↓↓↓
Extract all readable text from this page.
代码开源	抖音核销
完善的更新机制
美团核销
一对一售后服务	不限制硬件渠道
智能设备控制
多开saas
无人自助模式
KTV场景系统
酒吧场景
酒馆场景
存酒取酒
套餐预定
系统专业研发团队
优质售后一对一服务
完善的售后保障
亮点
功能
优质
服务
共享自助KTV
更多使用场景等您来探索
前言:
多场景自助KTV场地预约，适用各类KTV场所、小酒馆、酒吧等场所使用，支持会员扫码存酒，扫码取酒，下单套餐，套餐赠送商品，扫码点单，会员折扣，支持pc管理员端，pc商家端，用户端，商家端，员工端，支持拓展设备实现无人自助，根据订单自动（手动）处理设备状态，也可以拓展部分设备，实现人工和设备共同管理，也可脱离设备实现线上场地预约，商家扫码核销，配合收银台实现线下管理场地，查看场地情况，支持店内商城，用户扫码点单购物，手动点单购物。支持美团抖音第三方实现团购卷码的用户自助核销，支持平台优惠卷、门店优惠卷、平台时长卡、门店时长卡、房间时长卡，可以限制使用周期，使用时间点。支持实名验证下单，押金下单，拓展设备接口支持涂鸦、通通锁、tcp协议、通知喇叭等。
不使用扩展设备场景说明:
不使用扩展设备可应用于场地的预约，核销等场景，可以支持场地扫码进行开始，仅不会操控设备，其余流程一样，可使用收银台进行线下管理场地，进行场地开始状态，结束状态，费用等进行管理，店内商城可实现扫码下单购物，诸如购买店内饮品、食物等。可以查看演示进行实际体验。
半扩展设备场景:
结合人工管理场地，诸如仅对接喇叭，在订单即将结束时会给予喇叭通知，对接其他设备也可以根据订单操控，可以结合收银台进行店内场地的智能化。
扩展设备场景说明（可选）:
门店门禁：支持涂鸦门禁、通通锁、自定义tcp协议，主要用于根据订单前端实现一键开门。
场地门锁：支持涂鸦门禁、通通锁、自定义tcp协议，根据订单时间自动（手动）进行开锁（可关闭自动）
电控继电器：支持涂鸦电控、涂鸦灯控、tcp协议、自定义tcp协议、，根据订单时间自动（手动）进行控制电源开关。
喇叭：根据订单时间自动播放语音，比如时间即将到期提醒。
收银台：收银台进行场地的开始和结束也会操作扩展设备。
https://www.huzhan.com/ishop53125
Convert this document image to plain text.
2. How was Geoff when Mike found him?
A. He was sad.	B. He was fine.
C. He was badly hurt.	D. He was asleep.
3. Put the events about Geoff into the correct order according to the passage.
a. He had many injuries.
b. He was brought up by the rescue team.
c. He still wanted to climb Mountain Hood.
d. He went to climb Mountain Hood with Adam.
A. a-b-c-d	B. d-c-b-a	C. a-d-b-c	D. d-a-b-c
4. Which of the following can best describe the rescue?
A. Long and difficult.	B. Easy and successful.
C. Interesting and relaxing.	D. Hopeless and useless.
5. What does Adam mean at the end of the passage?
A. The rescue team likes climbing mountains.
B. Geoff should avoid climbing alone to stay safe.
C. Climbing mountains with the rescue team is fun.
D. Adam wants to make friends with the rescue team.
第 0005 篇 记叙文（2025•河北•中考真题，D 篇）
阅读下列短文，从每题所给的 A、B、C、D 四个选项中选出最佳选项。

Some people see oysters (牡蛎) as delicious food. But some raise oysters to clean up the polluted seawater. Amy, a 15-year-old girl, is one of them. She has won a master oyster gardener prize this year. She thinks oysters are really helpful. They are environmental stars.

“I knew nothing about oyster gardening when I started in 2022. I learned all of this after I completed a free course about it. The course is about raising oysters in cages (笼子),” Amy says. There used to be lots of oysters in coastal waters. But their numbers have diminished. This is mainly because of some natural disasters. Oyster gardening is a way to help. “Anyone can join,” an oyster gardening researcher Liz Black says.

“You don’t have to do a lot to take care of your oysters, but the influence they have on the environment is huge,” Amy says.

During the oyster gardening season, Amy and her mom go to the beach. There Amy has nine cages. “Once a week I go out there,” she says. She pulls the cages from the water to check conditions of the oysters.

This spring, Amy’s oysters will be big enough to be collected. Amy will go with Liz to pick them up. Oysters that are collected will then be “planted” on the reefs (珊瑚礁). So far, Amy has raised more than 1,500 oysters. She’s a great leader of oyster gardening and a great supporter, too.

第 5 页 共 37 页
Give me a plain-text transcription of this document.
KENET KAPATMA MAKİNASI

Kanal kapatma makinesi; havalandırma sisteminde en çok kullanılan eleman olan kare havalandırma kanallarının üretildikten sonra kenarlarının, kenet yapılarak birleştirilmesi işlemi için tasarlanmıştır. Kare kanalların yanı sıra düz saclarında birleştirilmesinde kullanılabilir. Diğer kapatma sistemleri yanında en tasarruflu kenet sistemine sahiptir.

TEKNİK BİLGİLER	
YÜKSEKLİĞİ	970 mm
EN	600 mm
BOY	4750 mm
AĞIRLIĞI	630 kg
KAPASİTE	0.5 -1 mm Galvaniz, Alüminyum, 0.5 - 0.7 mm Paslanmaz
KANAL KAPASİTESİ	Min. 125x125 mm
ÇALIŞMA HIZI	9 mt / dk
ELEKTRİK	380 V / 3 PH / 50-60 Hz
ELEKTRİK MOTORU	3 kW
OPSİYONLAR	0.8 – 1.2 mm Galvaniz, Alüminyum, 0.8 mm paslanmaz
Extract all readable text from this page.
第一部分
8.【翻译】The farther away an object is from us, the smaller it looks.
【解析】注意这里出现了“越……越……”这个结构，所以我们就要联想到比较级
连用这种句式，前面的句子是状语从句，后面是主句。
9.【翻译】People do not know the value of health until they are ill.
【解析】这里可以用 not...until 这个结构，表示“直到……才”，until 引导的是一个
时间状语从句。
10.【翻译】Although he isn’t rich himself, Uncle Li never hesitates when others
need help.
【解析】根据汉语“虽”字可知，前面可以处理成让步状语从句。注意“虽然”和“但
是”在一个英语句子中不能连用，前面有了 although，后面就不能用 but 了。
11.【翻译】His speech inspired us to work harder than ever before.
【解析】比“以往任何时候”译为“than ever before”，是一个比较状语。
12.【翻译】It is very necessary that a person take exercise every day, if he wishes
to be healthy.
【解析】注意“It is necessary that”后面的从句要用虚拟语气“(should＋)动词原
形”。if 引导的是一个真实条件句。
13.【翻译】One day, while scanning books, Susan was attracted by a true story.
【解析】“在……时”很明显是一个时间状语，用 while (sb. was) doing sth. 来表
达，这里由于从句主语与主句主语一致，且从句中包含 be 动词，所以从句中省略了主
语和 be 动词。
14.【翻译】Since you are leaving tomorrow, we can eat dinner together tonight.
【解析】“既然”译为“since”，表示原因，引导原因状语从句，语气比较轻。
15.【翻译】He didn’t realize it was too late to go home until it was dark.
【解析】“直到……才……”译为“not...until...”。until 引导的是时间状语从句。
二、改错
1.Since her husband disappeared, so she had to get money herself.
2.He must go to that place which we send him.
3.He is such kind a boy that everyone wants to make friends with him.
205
↑↑↑
◆ Your task
Output every entry shown above, exactly.

◆ Solution for this exercise
Extract all readable text from this page.
代码开源	抖音核销
完善的更新机制
美团核销
一对一售后服务	不限制硬件渠道
智能设备控制
多开saas
无人自助模式
KTV场景系统
酒吧场景
酒馆场景
存酒取酒
套餐预定
系统专业研发团队
优质售后一对一服务
完善的售后保障
亮点
功能
优质
服务
共享自助KTV
更多使用场景等您来探索
前言:
多场景自助KTV场地预约，适用各类KTV场所、小酒馆、酒吧等场所使用，支持会员扫码存酒，扫码取酒，下单套餐，套餐赠送商品，扫码点单，会员折扣，支持pc管理员端，pc商家端，用户端，商家端，员工端，支持拓展设备实现无人自助，根据订单自动（手动）处理设备状态，也可以拓展部分设备，实现人工和设备共同管理，也可脱离设备实现线上场地预约，商家扫码核销，配合收银台实现线下管理场地，查看场地情况，支持店内商城，用户扫码点单购物，手动点单购物。支持美团抖音第三方实现团购卷码的用户自助核销，支持平台优惠卷、门店优惠卷、平台时长卡、门店时长卡、房间时长卡，可以限制使用周期，使用时间点。支持实名验证下单，押金下单，拓展设备接口支持涂鸦、通通锁、tcp协议、通知喇叭等。
不使用扩展设备场景说明:
不使用扩展设备可应用于场地的预约，核销等场景，可以支持场地扫码进行开始，仅不会操控设备，其余流程一样，可使用收银台进行线下管理场地，进行场地开始状态，结束状态，费用等进行管理，店内商城可实现扫码下单购物，诸如购买店内饮品、食物等。可以查看演示进行实际体验。
半扩展设备场景:
结合人工管理场地，诸如仅对接喇叭，在订单即将结束时会给予喇叭通知，对接其他设备也可以根据订单操控，可以结合收银台进行店内场地的智能化。
扩展设备场景说明（可选）:
门店门禁：支持涂鸦门禁、通通锁、自定义tcp协议，主要用于根据订单前端实现一键开门。
场地门锁：支持涂鸦门禁、通通锁、自定义tcp协议，根据订单时间自动（手动）进行开锁（可关闭自动）
电控继电器：支持涂鸦电控、涂鸦灯控、tcp协议、自定义tcp协议、，根据订单时间自动（手动）进行控制电源开关。
喇叭：根据订单时间自动播放语音，比如时间即将到期提醒。
收银台：收银台进行场地的开始和结束也会操作扩展设备。
https://www.huzhan.com/ishop53125
Convert this document image to plain text.
2. How was Geoff when Mike found him?
A. He was sad.	B. He was fine.
C. He was badly hurt.	D. He was asleep.
3. Put the events about Geoff into the correct order according to the passage.
a. He had many injuries.
b. He was brought up by the rescue team.
c. He still wanted to climb Mountain Hood.
d. He went to climb Mountain Hood with Adam.
A. a-b-c-d	B. d-c-b-a	C. a-d-b-c	D. d-a-b-c
4. Which of the following can best describe the rescue?
A. Long and difficult.	B. Easy and successful.
C. Interesting and relaxing.	D. Hopeless and useless.
5. What does Adam mean at the end of the passage?
A. The rescue team likes climbing mountains.
B. Geoff should avoid climbing alone to stay safe.
C. Climbing mountains with the rescue team is fun.
D. Adam wants to make friends with the rescue team.
第 0005 篇 记叙文（2025•河北•中考真题，D 篇）
阅读下列短文，从每题所给的 A、B、C、D 四个选项中选出最佳选项。

Some people see oysters (牡蛎) as delicious food. But some raise oysters to clean up the polluted seawater. Amy, a 15-year-old girl, is one of them. She has won a master oyster gardener prize this year. She thinks oysters are really helpful. They are environmental stars.

“I knew nothing about oyster gardening when I started in 2022. I learned all of this after I completed a free course about it. The course is about raising oysters in cages (笼子),” Amy says. There used to be lots of oysters in coastal waters. But their numbers have diminished. This is mainly because of some natural disasters. Oyster gardening is a way to help. “Anyone can join,” an oyster gardening researcher Liz Black says.

“You don’t have to do a lot to take care of your oysters, but the influence they have on the environment is huge,” Amy says.

During the oyster gardening season, Amy and her mom go to the beach. There Amy has nine cages. “Once a week I go out there,” she says. She pulls the cages from the water to check conditions of the oysters.

This spring, Amy’s oysters will be big enough to be collected. Amy will go with Liz to pick them up. Oysters that are collected will then be “planted” on the reefs (珊瑚礁). So far, Amy has raised more than 1,500 oysters. She’s a great leader of oyster gardening and a great supporter, too.

第 5 页 共 37 页
Give me a plain-text transcription of this document.
KENET KAPATMA MAKİNASI

Kanal kapatma makinesi; havalandırma sisteminde en çok kullanılan eleman olan kare havalandırma kanallarının üretildikten sonra kenarlarının, kenet yapılarak birleştirilmesi işlemi için tasarlanmıştır. Kare kanalların yanı sıra düz saclarında birleştirilmesinde kullanılabilir. Diğer kapatma sistemleri yanında en tasarruflu kenet sistemine sahiptir.

TEKNİK BİLGİLER	
YÜKSEKLİĞİ	970 mm
EN	600 mm
BOY	4750 mm
AĞIRLIĞI	630 kg
KAPASİTE	0.5 -1 mm Galvaniz, Alüminyum, 0.5 - 0.7 mm Paslanmaz
KANAL KAPASİTESİ	Min. 125x125 mm
ÇALIŞMA HIZI	9 mt / dk
ELEKTRİK	380 V / 3 PH / 50-60 Hz
ELEKTRİK MOTORU	3 kW
OPSİYONLAR	0.8 – 1.2 mm Galvaniz, Alüminyum, 0.8 mm paslanmaz
Extract all readable text from this page.
第一部分
8.【翻译】The farther away an object is from us, the smaller it looks.
【解析】注意这里出现了“越……越……”这个结构，所以我们就要联想到比较级
连用这种句式，前面的句子是状语从句，后面是主句。
9.【翻译】People do not know the value of health until they are ill.
【解析】这里可以用 not...until 这个结构，表示“直到……才”，until 引导的是一个
时间状语从句。
10.【翻译】Although he isn’t rich himself, Uncle Li never hesitates when others
need help.
【解析】根据汉语“虽”字可知，前面可以处理成让步状语从句。注意“虽然”和“但
是”在一个英语句子中不能连用，前面有了 although，后面就不能用 but 了。
11.【翻译】His speech inspired us to work harder than ever before.
【解析】比“以往任何时候”译为“than ever before”，是一个比较状语。
12.【翻译】It is very necessary that a person take exercise every day, if he wishes
to be healthy.
【解析】注意“It is necessary that”后面的从句要用虚拟语气“(should＋)动词原
形”。if 引导的是一个真实条件句。
13.【翻译】One day, while scanning books, Susan was attracted by a true story.
【解析】“在……时”很明显是一个时间状语，用 while (sb. was) doing sth. 来表
达，这里由于从句主语与主句主语一致，且从句中包含 be 动词，所以从句中省略了主
语和 be 动词。
14.【翻译】Since you are leaving tomorrow, we can eat dinner together tonight.
【解析】“既然”译为“since”，表示原因，引导原因状语从句，语气比较轻。
15.【翻译】He didn’t realize it was too late to go home until it was dark.
【解析】“直到……才……”译为“not...until...”。until 引导的是时间状语从句。
二、改错
1.Since her husband disappeared, so she had to get money herself.
2.He must go to that place which we send him.
3.He is such kind a boy that everyone wants to make friends with him.
205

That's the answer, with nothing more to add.